--- TASK OBJECTIVE ---
Print the entries that appear below, exactly as written and without their pictures.

--- DATA PROVIDED ---
══════════════════════════════

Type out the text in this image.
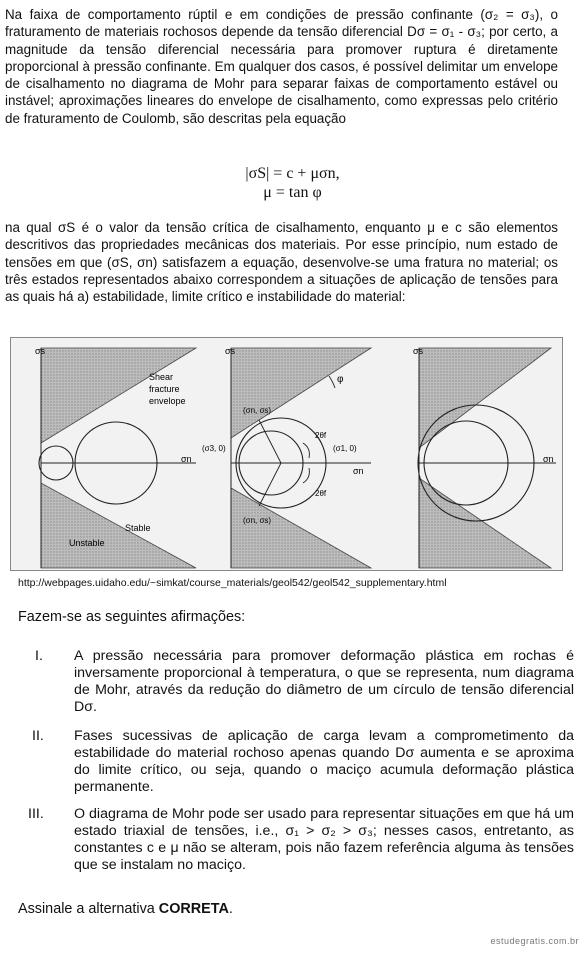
Na faixa de comportamento rúptil e em condições de pressão confinante (σ₂ = σ₃), o fraturamento de materiais rochosos depende da tensão diferencial Dσ = σ₁ - σ₃; por certo, a magnitude da tensão diferencial necessária para promover ruptura é diretamente proporcional à pressão confinante. Em qualquer dos casos, é possível delimitar um envelope de cisalhamento no diagrama de Mohr para separar faixas de comportamento estável ou instável; aproximações lineares do envelope de cisalhamento, como expressas pelo critério de fraturamento de Coulomb, são descritas pela equação
|σS| = c + μσn,
μ = tan φ
na qual σS é o valor da tensão crítica de cisalhamento, enquanto μ e c são elementos descritivos das propriedades mecânicas dos materiais. Por esse princípio, num estado de tensões em que (σS, σn) satisfazem a equação, desenvolve-se uma fratura no material; os três estados representados abaixo correspondem a situações de aplicação de tensões para as quais há a) estabilidade, limite crítico e instabilidade do material:
σs
σn
Shear
fracture
envelope
Stable
Unstable
σs
σn
φ
(σn, σs)
(σn, σs)
(σ3, 0)	(σ1, 0)
2θf
2θf
σs
σn
http://webpages.uidaho.edu/~simkat/course_materials/geol542/geol542_supplementary.html
Fazem-se as seguintes afirmações:
I.	A pressão necessária para promover deformação plástica em rochas é inversamente proporcional à temperatura, o que se representa, num diagrama de Mohr, através da redução do diâmetro de um círculo de tensão diferencial Dσ.
II.	Fases sucessivas de aplicação de carga levam a comprometimento da estabilidade do material rochoso apenas quando Dσ aumenta e se aproxima do limite crítico, ou seja, quando o maciço acumula deformação plástica permanente.
III.	O diagrama de Mohr pode ser usado para representar situações em que há um estado triaxial de tensões, i.e., σ₁ > σ₂ > σ₃; nesses casos, entretanto, as constantes c e μ não se alteram, pois não fazem referência alguma às tensões que se instalam no maciço.
Assinale a alternativa CORRETA.
estudegratis.com.br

══════════════════════════════

--- TASK RESULT ---
Type out the text in this image.
Na faixa de comportamento rúptil e em condições de pressão confinante (σ₂ = σ₃), o fraturamento de materiais rochosos depende da tensão diferencial Dσ = σ₁ - σ₃; por certo, a magnitude da tensão diferencial necessária para promover ruptura é diretamente proporcional à pressão confinante. Em qualquer dos casos, é possível delimitar um envelope de cisalhamento no diagrama de Mohr para separar faixas de comportamento estável ou instável; aproximações lineares do envelope de cisalhamento, como expressas pelo critério de fraturamento de Coulomb, são descritas pela equação
|σS| = c + μσn,
μ = tan φ
na qual σS é o valor da tensão crítica de cisalhamento, enquanto μ e c são elementos descritivos das propriedades mecânicas dos materiais. Por esse princípio, num estado de tensões em que (σS, σn) satisfazem a equação, desenvolve-se uma fratura no material; os três estados representados abaixo correspondem a situações de aplicação de tensões para as quais há a) estabilidade, limite crítico e instabilidade do material:
σs
σn
Shear
fracture
envelope
Stable
Unstable
σs
σn
φ
(σn, σs)
(σn, σs)
(σ3, 0)	(σ1, 0)
2θf
2θf
σs
σn
http://webpages.uidaho.edu/~simkat/course_materials/geol542/geol542_supplementary.html
Fazem-se as seguintes afirmações:
I.	A pressão necessária para promover deformação plástica em rochas é inversamente proporcional à temperatura, o que se representa, num diagrama de Mohr, através da redução do diâmetro de um círculo de tensão diferencial Dσ.
II.	Fases sucessivas de aplicação de carga levam a comprometimento da estabilidade do material rochoso apenas quando Dσ aumenta e se aproxima do limite crítico, ou seja, quando o maciço acumula deformação plástica permanente.
III.	O diagrama de Mohr pode ser usado para representar situações em que há um estado triaxial de tensões, i.e., σ₁ > σ₂ > σ₃; nesses casos, entretanto, as constantes c e μ não se alteram, pois não fazem referência alguma às tensões que se instalam no maciço.
Assinale a alternativa CORRETA.
estudegratis.com.br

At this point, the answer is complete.